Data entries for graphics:
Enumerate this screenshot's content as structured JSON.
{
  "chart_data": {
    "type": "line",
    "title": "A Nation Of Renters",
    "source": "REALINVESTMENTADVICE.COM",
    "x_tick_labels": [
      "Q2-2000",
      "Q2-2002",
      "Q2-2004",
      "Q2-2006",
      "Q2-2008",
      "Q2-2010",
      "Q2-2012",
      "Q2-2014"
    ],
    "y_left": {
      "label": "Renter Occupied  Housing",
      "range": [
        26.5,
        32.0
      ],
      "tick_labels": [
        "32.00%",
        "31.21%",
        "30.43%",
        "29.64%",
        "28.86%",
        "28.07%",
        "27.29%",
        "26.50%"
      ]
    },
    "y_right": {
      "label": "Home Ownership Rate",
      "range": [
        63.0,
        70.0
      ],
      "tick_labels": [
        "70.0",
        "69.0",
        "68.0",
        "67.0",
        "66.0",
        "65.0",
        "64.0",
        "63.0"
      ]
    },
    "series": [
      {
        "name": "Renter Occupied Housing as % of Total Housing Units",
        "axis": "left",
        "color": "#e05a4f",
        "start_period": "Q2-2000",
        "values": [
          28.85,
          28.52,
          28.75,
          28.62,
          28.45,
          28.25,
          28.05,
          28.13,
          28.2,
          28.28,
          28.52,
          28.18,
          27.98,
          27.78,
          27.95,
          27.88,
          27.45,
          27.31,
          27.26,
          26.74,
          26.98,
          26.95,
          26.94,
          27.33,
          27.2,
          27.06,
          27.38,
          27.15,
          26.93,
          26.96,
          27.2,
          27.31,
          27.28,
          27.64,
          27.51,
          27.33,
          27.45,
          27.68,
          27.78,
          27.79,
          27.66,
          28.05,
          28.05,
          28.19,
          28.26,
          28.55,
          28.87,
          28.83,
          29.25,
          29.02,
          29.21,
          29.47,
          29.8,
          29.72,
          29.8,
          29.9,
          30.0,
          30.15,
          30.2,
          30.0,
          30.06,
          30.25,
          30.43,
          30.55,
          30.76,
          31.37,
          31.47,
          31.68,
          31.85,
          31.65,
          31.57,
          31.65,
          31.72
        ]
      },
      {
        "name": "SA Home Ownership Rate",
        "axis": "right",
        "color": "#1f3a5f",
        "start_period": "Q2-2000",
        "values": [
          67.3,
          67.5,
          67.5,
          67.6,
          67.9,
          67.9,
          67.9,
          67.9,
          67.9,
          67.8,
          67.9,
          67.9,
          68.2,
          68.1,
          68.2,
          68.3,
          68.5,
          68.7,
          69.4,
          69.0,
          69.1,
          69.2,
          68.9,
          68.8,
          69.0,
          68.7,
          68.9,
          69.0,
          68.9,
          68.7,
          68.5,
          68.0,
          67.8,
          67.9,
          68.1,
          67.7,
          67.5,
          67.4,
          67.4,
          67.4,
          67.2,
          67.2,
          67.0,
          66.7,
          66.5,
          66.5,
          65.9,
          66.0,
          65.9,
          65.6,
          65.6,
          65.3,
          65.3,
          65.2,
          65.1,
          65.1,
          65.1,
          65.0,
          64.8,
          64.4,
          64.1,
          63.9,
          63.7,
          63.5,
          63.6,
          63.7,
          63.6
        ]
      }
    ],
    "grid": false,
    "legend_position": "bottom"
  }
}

Required task:
Write out the whole listing again, exactly as it stands.

Written answer:
Enumerate this screenshot's content as structured JSON.
{
  "chart_data": {
    "type": "line",
    "title": "A Nation Of Renters",
    "source": "REALINVESTMENTADVICE.COM",
    "x_tick_labels": [
      "Q2-2000",
      "Q2-2002",
      "Q2-2004",
      "Q2-2006",
      "Q2-2008",
      "Q2-2010",
      "Q2-2012",
      "Q2-2014"
    ],
    "y_left": {
      "label": "Renter Occupied  Housing",
      "range": [
        26.5,
        32.0
      ],
      "tick_labels": [
        "32.00%",
        "31.21%",
        "30.43%",
        "29.64%",
        "28.86%",
        "28.07%",
        "27.29%",
        "26.50%"
      ]
    },
    "y_right": {
      "label": "Home Ownership Rate",
      "range": [
        63.0,
        70.0
      ],
      "tick_labels": [
        "70.0",
        "69.0",
        "68.0",
        "67.0",
        "66.0",
        "65.0",
        "64.0",
        "63.0"
      ]
    },
    "series": [
      {
        "name": "Renter Occupied Housing as % of Total Housing Units",
        "axis": "left",
        "color": "#e05a4f",
        "start_period": "Q2-2000",
        "values": [
          28.85,
          28.52,
          28.75,
          28.62,
          28.45,
          28.25,
          28.05,
          28.13,
          28.2,
          28.28,
          28.52,
          28.18,
          27.98,
          27.78,
          27.95,
          27.88,
          27.45,
          27.31,
          27.26,
          26.74,
          26.98,
          26.95,
          26.94,
          27.33,
          27.2,
          27.06,
          27.38,
          27.15,
          26.93,
          26.96,
          27.2,
          27.31,
          27.28,
          27.64,
          27.51,
          27.33,
          27.45,
          27.68,
          27.78,
          27.79,
          27.66,
          28.05,
          28.05,
          28.19,
          28.26,
          28.55,
          28.87,
          28.83,
          29.25,
          29.02,
          29.21,
          29.47,
          29.8,
          29.72,
          29.8,
          29.9,
          30.0,
          30.15,
          30.2,
          30.0,
          30.06,
          30.25,
          30.43,
          30.55,
          30.76,
          31.37,
          31.47,
          31.68,
          31.85,
          31.65,
          31.57,
          31.65,
          31.72
        ]
      },
      {
        "name": "SA Home Ownership Rate",
        "axis": "right",
        "color": "#1f3a5f",
        "start_period": "Q2-2000",
        "values": [
          67.3,
          67.5,
          67.5,
          67.6,
          67.9,
          67.9,
          67.9,
          67.9,
          67.9,
          67.8,
          67.9,
          67.9,
          68.2,
          68.1,
          68.2,
          68.3,
          68.5,
          68.7,
          69.4,
          69.0,
          69.1,
          69.2,
          68.9,
          68.8,
          69.0,
          68.7,
          68.9,
          69.0,
          68.9,
          68.7,
          68.5,
          68.0,
          67.8,
          67.9,
          68.1,
          67.7,
          67.5,
          67.4,
          67.4,
          67.4,
          67.2,
          67.2,
          67.0,
          66.7,
          66.5,
          66.5,
          65.9,
          66.0,
          65.9,
          65.6,
          65.6,
          65.3,
          65.3,
          65.2,
          65.1,
          65.1,
          65.1,
          65.0,
          64.8,
          64.4,
          64.1,
          63.9,
          63.7,
          63.5,
          63.6,
          63.7,
          63.6
        ]
      }
    ],
    "grid": false,
    "legend_position": "bottom"
  }
}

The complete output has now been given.